- TASK REQUIREMENTS -
Search the material and gather each line with "minuti" in it.

PROVIDED MATERIAL start

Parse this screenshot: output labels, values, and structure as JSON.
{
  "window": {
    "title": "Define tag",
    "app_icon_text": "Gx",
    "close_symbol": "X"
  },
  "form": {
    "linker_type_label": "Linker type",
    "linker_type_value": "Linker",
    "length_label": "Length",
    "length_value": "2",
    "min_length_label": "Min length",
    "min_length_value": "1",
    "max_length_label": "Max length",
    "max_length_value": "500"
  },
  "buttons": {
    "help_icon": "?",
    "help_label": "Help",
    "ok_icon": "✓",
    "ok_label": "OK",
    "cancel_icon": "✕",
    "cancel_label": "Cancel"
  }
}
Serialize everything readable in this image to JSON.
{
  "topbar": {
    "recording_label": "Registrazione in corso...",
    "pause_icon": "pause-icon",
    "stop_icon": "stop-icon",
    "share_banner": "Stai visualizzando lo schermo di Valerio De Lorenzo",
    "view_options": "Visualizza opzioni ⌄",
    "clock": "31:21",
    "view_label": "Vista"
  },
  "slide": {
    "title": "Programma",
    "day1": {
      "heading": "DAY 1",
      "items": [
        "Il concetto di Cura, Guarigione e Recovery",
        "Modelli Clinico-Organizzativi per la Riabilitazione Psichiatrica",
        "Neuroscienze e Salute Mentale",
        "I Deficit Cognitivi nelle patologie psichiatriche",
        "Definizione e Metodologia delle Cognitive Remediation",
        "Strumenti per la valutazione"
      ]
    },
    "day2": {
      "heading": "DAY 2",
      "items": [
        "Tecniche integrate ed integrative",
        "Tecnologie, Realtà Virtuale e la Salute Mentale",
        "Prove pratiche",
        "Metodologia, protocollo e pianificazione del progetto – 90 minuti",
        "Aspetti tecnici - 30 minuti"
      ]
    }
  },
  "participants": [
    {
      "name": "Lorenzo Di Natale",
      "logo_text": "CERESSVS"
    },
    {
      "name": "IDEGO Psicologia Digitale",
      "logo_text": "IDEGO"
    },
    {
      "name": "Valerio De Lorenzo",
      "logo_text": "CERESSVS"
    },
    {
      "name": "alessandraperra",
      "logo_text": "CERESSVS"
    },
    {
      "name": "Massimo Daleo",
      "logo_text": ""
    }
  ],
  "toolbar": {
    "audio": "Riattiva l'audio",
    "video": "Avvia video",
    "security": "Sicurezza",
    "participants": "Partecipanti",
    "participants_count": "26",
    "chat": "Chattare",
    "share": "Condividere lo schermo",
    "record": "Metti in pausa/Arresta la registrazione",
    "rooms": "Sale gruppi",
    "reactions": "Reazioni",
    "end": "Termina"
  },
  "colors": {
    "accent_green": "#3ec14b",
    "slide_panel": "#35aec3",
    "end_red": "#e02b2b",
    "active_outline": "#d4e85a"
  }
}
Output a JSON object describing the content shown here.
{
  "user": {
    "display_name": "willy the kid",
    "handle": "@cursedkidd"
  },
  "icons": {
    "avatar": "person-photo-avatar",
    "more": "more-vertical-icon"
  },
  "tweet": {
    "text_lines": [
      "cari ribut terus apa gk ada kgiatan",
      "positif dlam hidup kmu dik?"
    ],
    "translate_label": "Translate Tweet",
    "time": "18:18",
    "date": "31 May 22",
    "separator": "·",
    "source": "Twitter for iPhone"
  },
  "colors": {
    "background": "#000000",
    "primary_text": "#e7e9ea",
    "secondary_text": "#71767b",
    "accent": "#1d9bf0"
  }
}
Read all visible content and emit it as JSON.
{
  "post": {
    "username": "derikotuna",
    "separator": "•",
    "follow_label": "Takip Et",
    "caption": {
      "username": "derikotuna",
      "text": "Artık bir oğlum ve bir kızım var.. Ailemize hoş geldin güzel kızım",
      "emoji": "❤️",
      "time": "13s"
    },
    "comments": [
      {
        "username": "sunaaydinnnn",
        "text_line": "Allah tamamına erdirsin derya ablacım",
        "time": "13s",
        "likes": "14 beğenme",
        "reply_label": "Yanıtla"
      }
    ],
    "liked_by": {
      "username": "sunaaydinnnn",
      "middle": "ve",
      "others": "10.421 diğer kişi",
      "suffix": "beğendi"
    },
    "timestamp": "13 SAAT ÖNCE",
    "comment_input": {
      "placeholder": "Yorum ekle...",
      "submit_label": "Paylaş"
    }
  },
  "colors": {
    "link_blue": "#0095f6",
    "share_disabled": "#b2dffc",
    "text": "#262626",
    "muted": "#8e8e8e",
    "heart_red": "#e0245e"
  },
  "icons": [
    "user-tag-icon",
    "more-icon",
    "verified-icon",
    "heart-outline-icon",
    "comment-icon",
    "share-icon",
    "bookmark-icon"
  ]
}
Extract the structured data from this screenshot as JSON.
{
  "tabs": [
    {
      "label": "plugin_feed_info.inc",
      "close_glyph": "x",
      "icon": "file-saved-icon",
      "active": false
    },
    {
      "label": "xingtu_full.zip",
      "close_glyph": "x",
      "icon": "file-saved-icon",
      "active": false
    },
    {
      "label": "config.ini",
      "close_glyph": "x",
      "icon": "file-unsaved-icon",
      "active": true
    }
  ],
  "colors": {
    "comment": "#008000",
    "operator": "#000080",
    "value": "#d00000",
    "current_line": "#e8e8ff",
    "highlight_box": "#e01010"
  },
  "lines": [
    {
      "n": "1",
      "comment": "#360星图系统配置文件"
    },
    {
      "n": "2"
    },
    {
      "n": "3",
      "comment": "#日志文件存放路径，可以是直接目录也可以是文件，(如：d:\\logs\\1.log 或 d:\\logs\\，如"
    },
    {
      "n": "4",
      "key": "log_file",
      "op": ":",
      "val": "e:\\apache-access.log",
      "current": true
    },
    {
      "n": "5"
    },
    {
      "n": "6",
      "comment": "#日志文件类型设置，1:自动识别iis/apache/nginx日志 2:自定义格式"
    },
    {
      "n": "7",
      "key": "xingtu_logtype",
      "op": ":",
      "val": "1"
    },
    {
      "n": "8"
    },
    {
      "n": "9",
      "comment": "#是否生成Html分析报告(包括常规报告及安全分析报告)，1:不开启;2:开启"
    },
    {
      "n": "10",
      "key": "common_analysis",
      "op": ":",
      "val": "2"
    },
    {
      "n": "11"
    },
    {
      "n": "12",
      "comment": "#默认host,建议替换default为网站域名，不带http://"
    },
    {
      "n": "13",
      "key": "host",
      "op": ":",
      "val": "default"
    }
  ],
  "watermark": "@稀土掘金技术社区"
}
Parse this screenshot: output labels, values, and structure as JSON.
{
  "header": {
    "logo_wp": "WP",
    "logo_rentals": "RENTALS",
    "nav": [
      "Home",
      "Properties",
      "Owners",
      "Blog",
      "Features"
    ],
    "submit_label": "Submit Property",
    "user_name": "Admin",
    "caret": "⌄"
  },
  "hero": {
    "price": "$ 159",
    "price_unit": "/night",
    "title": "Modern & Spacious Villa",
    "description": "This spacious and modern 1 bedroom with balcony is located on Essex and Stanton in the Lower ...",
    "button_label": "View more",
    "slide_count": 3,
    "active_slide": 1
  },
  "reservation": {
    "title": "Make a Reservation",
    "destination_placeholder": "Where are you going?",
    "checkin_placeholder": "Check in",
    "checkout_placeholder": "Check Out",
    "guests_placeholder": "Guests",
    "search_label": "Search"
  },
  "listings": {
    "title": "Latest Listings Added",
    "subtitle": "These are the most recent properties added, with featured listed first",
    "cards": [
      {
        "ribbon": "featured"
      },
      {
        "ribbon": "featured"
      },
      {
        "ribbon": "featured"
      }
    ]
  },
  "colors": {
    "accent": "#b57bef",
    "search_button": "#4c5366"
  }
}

PROVIDED MATERIAL end

- CORRECT ANSWER -
        "Metodologia, protocollo e pianificazione del progetto – 90 minuti",
        "Aspetti tecnici - 30 minuti"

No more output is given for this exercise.